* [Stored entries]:
....

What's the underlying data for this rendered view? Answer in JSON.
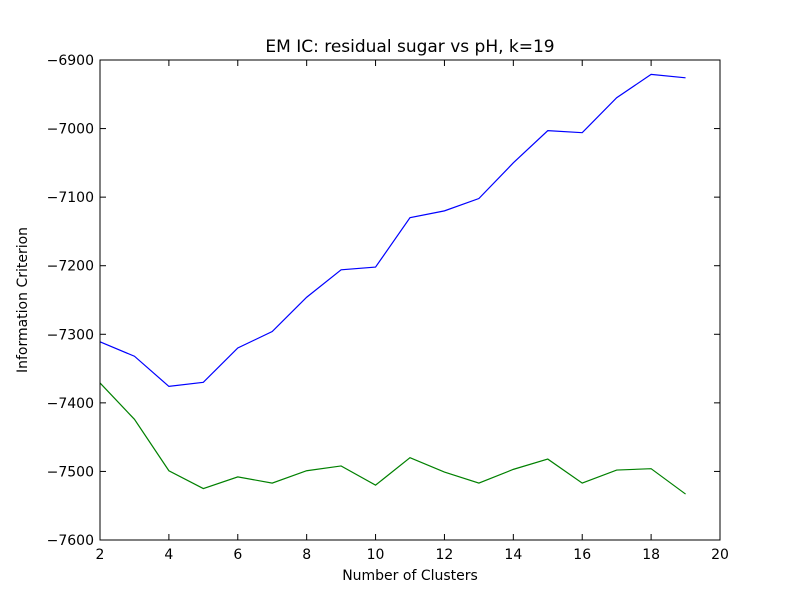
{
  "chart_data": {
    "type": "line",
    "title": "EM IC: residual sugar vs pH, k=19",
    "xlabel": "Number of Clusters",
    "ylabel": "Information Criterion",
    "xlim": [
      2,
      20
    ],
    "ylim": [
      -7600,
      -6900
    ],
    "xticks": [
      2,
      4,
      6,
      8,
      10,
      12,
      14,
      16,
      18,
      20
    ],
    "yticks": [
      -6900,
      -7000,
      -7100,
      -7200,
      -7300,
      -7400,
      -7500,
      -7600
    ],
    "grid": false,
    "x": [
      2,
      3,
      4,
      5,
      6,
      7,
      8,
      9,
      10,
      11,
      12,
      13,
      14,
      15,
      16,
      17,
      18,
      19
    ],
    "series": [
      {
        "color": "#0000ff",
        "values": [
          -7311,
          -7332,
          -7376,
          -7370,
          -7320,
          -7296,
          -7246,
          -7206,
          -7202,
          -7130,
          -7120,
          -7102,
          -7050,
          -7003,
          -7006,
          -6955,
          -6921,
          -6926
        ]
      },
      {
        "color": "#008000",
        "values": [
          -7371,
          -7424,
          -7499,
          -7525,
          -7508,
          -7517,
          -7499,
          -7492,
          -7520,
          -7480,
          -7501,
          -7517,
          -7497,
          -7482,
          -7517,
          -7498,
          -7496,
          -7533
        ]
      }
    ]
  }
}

....

* [Exercise directions]: Without including the pictures, return each record above exactly as it stands.

* [Solution to this task]:
What's the underlying data for this rendered view? Answer in JSON.
{
  "chart_data": {
    "type": "line",
    "title": "EM IC: residual sugar vs pH, k=19",
    "xlabel": "Number of Clusters",
    "ylabel": "Information Criterion",
    "xlim": [
      2,
      20
    ],
    "ylim": [
      -7600,
      -6900
    ],
    "xticks": [
      2,
      4,
      6,
      8,
      10,
      12,
      14,
      16,
      18,
      20
    ],
    "yticks": [
      -6900,
      -7000,
      -7100,
      -7200,
      -7300,
      -7400,
      -7500,
      -7600
    ],
    "grid": false,
    "x": [
      2,
      3,
      4,
      5,
      6,
      7,
      8,
      9,
      10,
      11,
      12,
      13,
      14,
      15,
      16,
      17,
      18,
      19
    ],
    "series": [
      {
        "color": "#0000ff",
        "values": [
          -7311,
          -7332,
          -7376,
          -7370,
          -7320,
          -7296,
          -7246,
          -7206,
          -7202,
          -7130,
          -7120,
          -7102,
          -7050,
          -7003,
          -7006,
          -6955,
          -6921,
          -6926
        ]
      },
      {
        "color": "#008000",
        "values": [
          -7371,
          -7424,
          -7499,
          -7525,
          -7508,
          -7517,
          -7499,
          -7492,
          -7520,
          -7480,
          -7501,
          -7517,
          -7497,
          -7482,
          -7517,
          -7498,
          -7496,
          -7533
        ]
      }
    ]
  }
}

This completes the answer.